● **PROBLEM DETAILS**
Exclude the pictures and retype the entries as written.

● **DATA FOR PROCESSING**
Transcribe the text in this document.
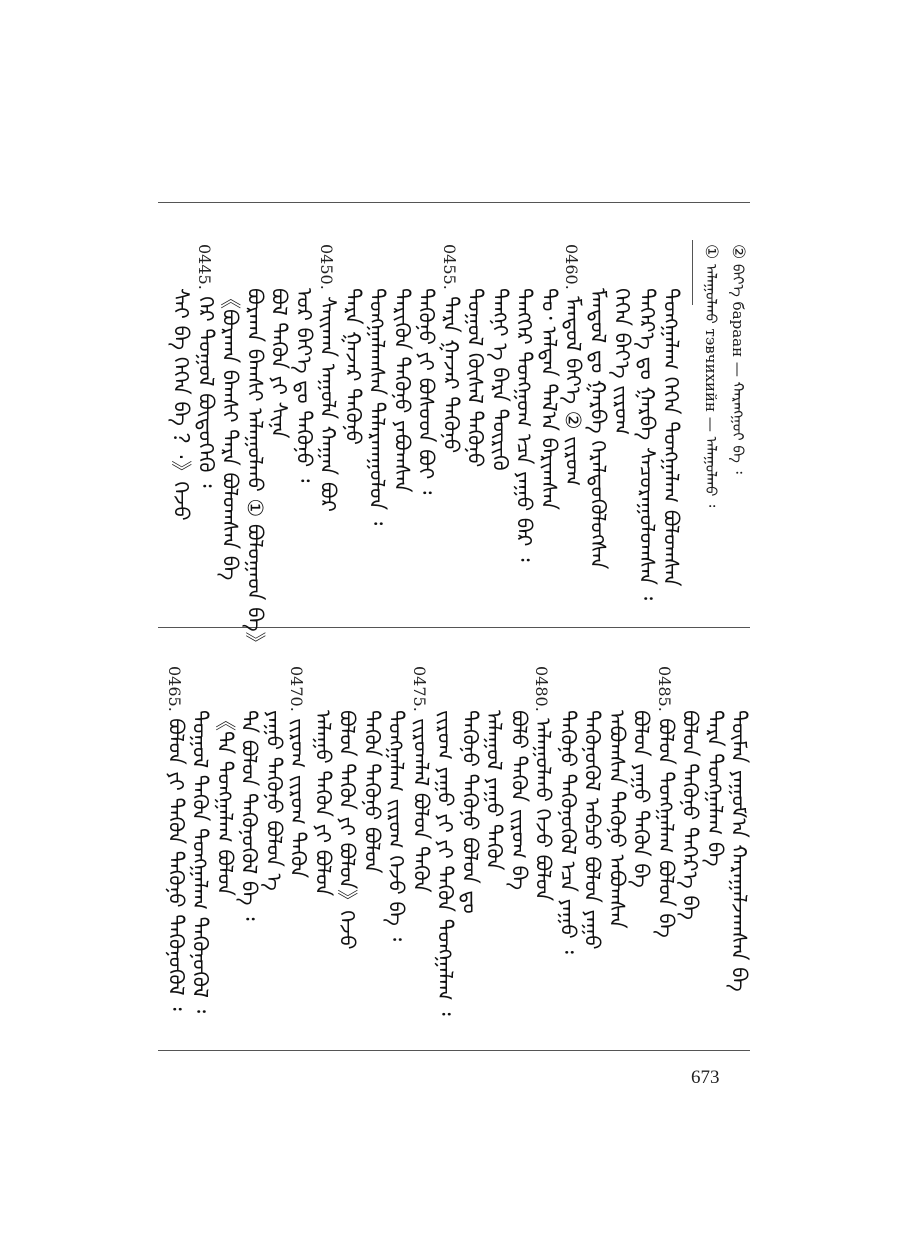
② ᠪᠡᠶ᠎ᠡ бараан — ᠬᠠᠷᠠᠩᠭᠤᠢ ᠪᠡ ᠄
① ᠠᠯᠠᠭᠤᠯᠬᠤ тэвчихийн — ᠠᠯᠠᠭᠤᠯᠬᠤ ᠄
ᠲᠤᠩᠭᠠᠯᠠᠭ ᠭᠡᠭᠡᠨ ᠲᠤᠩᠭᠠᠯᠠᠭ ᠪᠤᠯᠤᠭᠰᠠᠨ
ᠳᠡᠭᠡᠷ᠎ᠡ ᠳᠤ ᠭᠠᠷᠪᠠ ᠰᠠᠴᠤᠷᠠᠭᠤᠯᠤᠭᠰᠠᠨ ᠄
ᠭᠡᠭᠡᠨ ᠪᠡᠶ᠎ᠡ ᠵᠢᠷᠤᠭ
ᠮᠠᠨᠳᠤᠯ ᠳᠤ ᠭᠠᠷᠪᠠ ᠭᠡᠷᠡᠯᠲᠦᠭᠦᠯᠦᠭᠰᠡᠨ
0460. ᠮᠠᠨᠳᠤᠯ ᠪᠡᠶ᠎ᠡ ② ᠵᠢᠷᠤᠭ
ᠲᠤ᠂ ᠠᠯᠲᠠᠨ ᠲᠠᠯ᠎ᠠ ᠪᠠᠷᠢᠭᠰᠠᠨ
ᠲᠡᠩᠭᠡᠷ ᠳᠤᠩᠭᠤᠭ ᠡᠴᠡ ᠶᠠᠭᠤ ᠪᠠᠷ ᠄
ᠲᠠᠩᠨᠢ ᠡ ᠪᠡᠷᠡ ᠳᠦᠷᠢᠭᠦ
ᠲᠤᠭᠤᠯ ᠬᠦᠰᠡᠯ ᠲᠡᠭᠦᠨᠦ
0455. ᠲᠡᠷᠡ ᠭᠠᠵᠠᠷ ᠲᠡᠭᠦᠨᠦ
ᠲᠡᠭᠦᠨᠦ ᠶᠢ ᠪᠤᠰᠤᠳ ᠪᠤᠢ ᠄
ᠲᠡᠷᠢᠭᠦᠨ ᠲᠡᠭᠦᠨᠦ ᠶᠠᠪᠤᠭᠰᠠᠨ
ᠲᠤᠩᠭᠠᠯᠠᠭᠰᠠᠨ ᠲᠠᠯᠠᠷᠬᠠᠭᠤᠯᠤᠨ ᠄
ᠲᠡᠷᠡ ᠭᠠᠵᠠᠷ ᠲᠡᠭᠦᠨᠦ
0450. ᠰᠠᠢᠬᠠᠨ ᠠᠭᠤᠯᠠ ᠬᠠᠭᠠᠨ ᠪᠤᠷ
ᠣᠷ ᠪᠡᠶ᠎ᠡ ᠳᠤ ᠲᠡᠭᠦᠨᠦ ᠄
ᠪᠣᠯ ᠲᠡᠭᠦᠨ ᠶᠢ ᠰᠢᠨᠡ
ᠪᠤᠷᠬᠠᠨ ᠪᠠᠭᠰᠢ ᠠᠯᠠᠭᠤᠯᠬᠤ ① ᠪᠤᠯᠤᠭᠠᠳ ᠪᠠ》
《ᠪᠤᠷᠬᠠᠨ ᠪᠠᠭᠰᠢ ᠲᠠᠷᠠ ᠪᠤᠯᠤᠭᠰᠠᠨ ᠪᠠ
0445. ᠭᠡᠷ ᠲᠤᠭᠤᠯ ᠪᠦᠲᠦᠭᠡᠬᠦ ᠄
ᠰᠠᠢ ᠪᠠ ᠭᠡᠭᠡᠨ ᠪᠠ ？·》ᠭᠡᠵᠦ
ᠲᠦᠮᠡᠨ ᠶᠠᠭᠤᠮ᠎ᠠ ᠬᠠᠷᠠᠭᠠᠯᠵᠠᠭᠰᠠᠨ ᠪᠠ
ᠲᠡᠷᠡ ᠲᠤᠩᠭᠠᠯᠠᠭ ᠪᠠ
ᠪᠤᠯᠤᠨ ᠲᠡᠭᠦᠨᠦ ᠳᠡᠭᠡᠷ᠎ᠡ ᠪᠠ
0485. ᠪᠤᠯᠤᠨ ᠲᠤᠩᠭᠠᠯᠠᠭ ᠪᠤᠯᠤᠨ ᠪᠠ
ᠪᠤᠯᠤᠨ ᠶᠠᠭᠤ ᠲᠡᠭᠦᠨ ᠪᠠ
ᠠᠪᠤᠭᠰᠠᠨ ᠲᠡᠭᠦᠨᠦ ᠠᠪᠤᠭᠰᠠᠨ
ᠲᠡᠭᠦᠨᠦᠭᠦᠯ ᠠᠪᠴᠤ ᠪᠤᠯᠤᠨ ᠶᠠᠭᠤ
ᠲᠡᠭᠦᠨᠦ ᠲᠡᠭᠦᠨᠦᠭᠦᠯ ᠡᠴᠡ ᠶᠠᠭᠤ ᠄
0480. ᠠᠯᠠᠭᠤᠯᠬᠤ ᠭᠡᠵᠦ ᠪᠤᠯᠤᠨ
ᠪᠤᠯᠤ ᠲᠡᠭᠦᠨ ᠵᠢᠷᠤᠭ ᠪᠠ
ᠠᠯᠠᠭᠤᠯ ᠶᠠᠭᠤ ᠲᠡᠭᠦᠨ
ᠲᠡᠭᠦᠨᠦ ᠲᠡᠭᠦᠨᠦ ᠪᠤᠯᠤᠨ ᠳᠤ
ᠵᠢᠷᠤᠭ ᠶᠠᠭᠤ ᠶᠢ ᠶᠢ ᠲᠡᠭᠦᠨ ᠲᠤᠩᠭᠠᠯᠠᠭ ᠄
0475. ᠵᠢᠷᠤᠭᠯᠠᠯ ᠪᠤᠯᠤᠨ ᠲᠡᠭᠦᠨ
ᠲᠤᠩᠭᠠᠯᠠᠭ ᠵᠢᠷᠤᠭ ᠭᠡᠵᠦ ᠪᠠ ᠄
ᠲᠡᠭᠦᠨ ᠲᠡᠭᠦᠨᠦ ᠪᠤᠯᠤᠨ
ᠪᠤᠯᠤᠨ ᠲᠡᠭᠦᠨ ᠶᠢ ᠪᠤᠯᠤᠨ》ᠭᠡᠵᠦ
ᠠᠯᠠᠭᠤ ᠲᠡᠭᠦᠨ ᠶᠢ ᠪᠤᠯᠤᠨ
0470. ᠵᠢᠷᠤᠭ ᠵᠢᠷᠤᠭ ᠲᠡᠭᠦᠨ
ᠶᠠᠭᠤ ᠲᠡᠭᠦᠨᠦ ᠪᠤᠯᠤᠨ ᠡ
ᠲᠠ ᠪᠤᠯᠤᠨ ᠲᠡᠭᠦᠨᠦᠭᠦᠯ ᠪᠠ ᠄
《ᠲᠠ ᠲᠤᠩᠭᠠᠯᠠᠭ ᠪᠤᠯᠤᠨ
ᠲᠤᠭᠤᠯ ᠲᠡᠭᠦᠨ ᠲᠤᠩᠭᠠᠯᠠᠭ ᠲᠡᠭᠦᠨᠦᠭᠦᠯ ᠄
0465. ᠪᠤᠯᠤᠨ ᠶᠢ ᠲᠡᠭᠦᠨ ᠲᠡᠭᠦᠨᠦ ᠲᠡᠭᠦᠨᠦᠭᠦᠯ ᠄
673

● **TASK SOLUTION**
Transcribe the text in this document.
② ᠪᠡᠶ᠎ᠡ бараан — ᠬᠠᠷᠠᠩᠭᠤᠢ ᠪᠡ ᠄
① ᠠᠯᠠᠭᠤᠯᠬᠤ тэвчихийн — ᠠᠯᠠᠭᠤᠯᠬᠤ ᠄
ᠲᠤᠩᠭᠠᠯᠠᠭ ᠭᠡᠭᠡᠨ ᠲᠤᠩᠭᠠᠯᠠᠭ ᠪᠤᠯᠤᠭᠰᠠᠨ
ᠳᠡᠭᠡᠷ᠎ᠡ ᠳᠤ ᠭᠠᠷᠪᠠ ᠰᠠᠴᠤᠷᠠᠭᠤᠯᠤᠭᠰᠠᠨ ᠄
ᠭᠡᠭᠡᠨ ᠪᠡᠶ᠎ᠡ ᠵᠢᠷᠤᠭ
ᠮᠠᠨᠳᠤᠯ ᠳᠤ ᠭᠠᠷᠪᠠ ᠭᠡᠷᠡᠯᠲᠦᠭᠦᠯᠦᠭᠰᠡᠨ
0460. ᠮᠠᠨᠳᠤᠯ ᠪᠡᠶ᠎ᠡ ② ᠵᠢᠷᠤᠭ
ᠲᠤ᠂ ᠠᠯᠲᠠᠨ ᠲᠠᠯ᠎ᠠ ᠪᠠᠷᠢᠭᠰᠠᠨ
ᠲᠡᠩᠭᠡᠷ ᠳᠤᠩᠭᠤᠭ ᠡᠴᠡ ᠶᠠᠭᠤ ᠪᠠᠷ ᠄
ᠲᠠᠩᠨᠢ ᠡ ᠪᠡᠷᠡ ᠳᠦᠷᠢᠭᠦ
ᠲᠤᠭᠤᠯ ᠬᠦᠰᠡᠯ ᠲᠡᠭᠦᠨᠦ
0455. ᠲᠡᠷᠡ ᠭᠠᠵᠠᠷ ᠲᠡᠭᠦᠨᠦ
ᠲᠡᠭᠦᠨᠦ ᠶᠢ ᠪᠤᠰᠤᠳ ᠪᠤᠢ ᠄
ᠲᠡᠷᠢᠭᠦᠨ ᠲᠡᠭᠦᠨᠦ ᠶᠠᠪᠤᠭᠰᠠᠨ
ᠲᠤᠩᠭᠠᠯᠠᠭᠰᠠᠨ ᠲᠠᠯᠠᠷᠬᠠᠭᠤᠯᠤᠨ ᠄
ᠲᠡᠷᠡ ᠭᠠᠵᠠᠷ ᠲᠡᠭᠦᠨᠦ
0450. ᠰᠠᠢᠬᠠᠨ ᠠᠭᠤᠯᠠ ᠬᠠᠭᠠᠨ ᠪᠤᠷ
ᠣᠷ ᠪᠡᠶ᠎ᠡ ᠳᠤ ᠲᠡᠭᠦᠨᠦ ᠄
ᠪᠣᠯ ᠲᠡᠭᠦᠨ ᠶᠢ ᠰᠢᠨᠡ
ᠪᠤᠷᠬᠠᠨ ᠪᠠᠭᠰᠢ ᠠᠯᠠᠭᠤᠯᠬᠤ ① ᠪᠤᠯᠤᠭᠠᠳ ᠪᠠ》
《ᠪᠤᠷᠬᠠᠨ ᠪᠠᠭᠰᠢ ᠲᠠᠷᠠ ᠪᠤᠯᠤᠭᠰᠠᠨ ᠪᠠ
0445. ᠭᠡᠷ ᠲᠤᠭᠤᠯ ᠪᠦᠲᠦᠭᠡᠬᠦ ᠄
ᠰᠠᠢ ᠪᠠ ᠭᠡᠭᠡᠨ ᠪᠠ ？·》ᠭᠡᠵᠦ
ᠲᠦᠮᠡᠨ ᠶᠠᠭᠤᠮ᠎ᠠ ᠬᠠᠷᠠᠭᠠᠯᠵᠠᠭᠰᠠᠨ ᠪᠠ
ᠲᠡᠷᠡ ᠲᠤᠩᠭᠠᠯᠠᠭ ᠪᠠ
ᠪᠤᠯᠤᠨ ᠲᠡᠭᠦᠨᠦ ᠳᠡᠭᠡᠷ᠎ᠡ ᠪᠠ
0485. ᠪᠤᠯᠤᠨ ᠲᠤᠩᠭᠠᠯᠠᠭ ᠪᠤᠯᠤᠨ ᠪᠠ
ᠪᠤᠯᠤᠨ ᠶᠠᠭᠤ ᠲᠡᠭᠦᠨ ᠪᠠ
ᠠᠪᠤᠭᠰᠠᠨ ᠲᠡᠭᠦᠨᠦ ᠠᠪᠤᠭᠰᠠᠨ
ᠲᠡᠭᠦᠨᠦᠭᠦᠯ ᠠᠪᠴᠤ ᠪᠤᠯᠤᠨ ᠶᠠᠭᠤ
ᠲᠡᠭᠦᠨᠦ ᠲᠡᠭᠦᠨᠦᠭᠦᠯ ᠡᠴᠡ ᠶᠠᠭᠤ ᠄
0480. ᠠᠯᠠᠭᠤᠯᠬᠤ ᠭᠡᠵᠦ ᠪᠤᠯᠤᠨ
ᠪᠤᠯᠤ ᠲᠡᠭᠦᠨ ᠵᠢᠷᠤᠭ ᠪᠠ
ᠠᠯᠠᠭᠤᠯ ᠶᠠᠭᠤ ᠲᠡᠭᠦᠨ
ᠲᠡᠭᠦᠨᠦ ᠲᠡᠭᠦᠨᠦ ᠪᠤᠯᠤᠨ ᠳᠤ
ᠵᠢᠷᠤᠭ ᠶᠠᠭᠤ ᠶᠢ ᠶᠢ ᠲᠡᠭᠦᠨ ᠲᠤᠩᠭᠠᠯᠠᠭ ᠄
0475. ᠵᠢᠷᠤᠭᠯᠠᠯ ᠪᠤᠯᠤᠨ ᠲᠡᠭᠦᠨ
ᠲᠤᠩᠭᠠᠯᠠᠭ ᠵᠢᠷᠤᠭ ᠭᠡᠵᠦ ᠪᠠ ᠄
ᠲᠡᠭᠦᠨ ᠲᠡᠭᠦᠨᠦ ᠪᠤᠯᠤᠨ
ᠪᠤᠯᠤᠨ ᠲᠡᠭᠦᠨ ᠶᠢ ᠪᠤᠯᠤᠨ》ᠭᠡᠵᠦ
ᠠᠯᠠᠭᠤ ᠲᠡᠭᠦᠨ ᠶᠢ ᠪᠤᠯᠤᠨ
0470. ᠵᠢᠷᠤᠭ ᠵᠢᠷᠤᠭ ᠲᠡᠭᠦᠨ
ᠶᠠᠭᠤ ᠲᠡᠭᠦᠨᠦ ᠪᠤᠯᠤᠨ ᠡ
ᠲᠠ ᠪᠤᠯᠤᠨ ᠲᠡᠭᠦᠨᠦᠭᠦᠯ ᠪᠠ ᠄
《ᠲᠠ ᠲᠤᠩᠭᠠᠯᠠᠭ ᠪᠤᠯᠤᠨ
ᠲᠤᠭᠤᠯ ᠲᠡᠭᠦᠨ ᠲᠤᠩᠭᠠᠯᠠᠭ ᠲᠡᠭᠦᠨᠦᠭᠦᠯ ᠄
0465. ᠪᠤᠯᠤᠨ ᠶᠢ ᠲᠡᠭᠦᠨ ᠲᠡᠭᠦᠨᠦ ᠲᠡᠭᠦᠨᠦᠭᠦᠯ ᠄
673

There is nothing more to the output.